Type out all the records again exactly.

====== Records for processing

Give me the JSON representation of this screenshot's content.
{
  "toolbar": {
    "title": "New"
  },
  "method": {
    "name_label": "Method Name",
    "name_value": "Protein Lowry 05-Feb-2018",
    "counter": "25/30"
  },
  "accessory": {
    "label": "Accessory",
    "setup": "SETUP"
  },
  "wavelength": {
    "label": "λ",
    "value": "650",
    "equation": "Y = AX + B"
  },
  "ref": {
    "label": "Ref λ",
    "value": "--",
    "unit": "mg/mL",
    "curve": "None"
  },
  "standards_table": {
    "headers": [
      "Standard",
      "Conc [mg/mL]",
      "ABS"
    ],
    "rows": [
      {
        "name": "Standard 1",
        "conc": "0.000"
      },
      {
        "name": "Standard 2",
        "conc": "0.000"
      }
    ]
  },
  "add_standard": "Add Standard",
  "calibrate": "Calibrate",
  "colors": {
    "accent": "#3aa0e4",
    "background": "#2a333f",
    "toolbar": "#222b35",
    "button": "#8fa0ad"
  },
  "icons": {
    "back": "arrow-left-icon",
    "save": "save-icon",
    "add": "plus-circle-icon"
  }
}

============

**Solution to this problem**:
Give me the JSON representation of this screenshot's content.
{
  "toolbar": {
    "title": "New"
  },
  "method": {
    "name_label": "Method Name",
    "name_value": "Protein Lowry 05-Feb-2018",
    "counter": "25/30"
  },
  "accessory": {
    "label": "Accessory",
    "setup": "SETUP"
  },
  "wavelength": {
    "label": "λ",
    "value": "650",
    "equation": "Y = AX + B"
  },
  "ref": {
    "label": "Ref λ",
    "value": "--",
    "unit": "mg/mL",
    "curve": "None"
  },
  "standards_table": {
    "headers": [
      "Standard",
      "Conc [mg/mL]",
      "ABS"
    ],
    "rows": [
      {
        "name": "Standard 1",
        "conc": "0.000"
      },
      {
        "name": "Standard 2",
        "conc": "0.000"
      }
    ]
  },
  "add_standard": "Add Standard",
  "calibrate": "Calibrate",
  "colors": {
    "accent": "#3aa0e4",
    "background": "#2a333f",
    "toolbar": "#222b35",
    "button": "#8fa0ad"
  },
  "icons": {
    "back": "arrow-left-icon",
    "save": "save-icon",
    "add": "plus-circle-icon"
  }
}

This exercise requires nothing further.